Single out the lines of the material that contain "spectrogram" and copy them.

---------------

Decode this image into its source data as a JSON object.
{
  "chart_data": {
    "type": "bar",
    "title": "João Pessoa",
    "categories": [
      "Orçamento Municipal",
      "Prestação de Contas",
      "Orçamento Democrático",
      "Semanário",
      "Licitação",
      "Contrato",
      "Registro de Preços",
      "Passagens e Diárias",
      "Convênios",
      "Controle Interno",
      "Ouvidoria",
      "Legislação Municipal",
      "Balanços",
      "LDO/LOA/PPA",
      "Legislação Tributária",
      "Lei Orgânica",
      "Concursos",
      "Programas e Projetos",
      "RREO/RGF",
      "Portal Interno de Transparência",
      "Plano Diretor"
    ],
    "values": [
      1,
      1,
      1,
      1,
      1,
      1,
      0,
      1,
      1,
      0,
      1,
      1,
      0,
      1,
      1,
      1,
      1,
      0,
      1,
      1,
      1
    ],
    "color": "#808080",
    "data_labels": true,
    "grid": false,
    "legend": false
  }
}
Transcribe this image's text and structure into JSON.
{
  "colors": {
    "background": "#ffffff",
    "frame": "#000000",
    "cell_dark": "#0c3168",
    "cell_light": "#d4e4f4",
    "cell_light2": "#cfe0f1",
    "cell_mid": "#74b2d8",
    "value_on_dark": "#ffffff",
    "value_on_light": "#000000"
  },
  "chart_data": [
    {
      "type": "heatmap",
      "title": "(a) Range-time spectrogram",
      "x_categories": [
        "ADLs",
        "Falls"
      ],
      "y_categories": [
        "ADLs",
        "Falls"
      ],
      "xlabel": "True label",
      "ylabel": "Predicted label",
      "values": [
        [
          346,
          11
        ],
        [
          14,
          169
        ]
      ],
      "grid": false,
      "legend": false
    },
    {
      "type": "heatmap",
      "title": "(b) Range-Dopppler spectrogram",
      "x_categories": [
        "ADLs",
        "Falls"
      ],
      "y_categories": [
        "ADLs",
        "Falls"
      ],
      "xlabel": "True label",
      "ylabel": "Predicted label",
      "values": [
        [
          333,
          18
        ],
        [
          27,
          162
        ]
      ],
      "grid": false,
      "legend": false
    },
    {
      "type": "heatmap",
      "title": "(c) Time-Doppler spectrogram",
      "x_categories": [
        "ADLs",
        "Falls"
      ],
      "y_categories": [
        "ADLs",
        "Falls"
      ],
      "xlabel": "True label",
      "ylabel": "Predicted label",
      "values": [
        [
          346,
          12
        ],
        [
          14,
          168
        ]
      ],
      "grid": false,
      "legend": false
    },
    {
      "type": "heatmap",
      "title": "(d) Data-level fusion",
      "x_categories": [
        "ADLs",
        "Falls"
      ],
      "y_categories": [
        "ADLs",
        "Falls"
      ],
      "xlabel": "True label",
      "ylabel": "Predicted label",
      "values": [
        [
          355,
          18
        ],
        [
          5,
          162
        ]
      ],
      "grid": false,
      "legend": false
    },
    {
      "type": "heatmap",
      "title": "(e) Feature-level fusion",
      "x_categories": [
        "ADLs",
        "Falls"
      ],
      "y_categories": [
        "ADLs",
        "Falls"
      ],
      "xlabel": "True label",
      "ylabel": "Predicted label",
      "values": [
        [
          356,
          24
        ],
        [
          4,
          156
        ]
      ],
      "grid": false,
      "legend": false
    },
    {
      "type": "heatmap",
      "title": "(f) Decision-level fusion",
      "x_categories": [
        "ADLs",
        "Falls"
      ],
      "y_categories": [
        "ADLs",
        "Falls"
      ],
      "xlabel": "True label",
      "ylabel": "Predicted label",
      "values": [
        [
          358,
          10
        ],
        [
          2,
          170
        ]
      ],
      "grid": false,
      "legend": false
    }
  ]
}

---------------

▸ **Solution to this task**:
      "title": "(a) Range-time spectrogram",
      "title": "(b) Range-Dopppler spectrogram",
      "title": "(c) Time-Doppler spectrogram",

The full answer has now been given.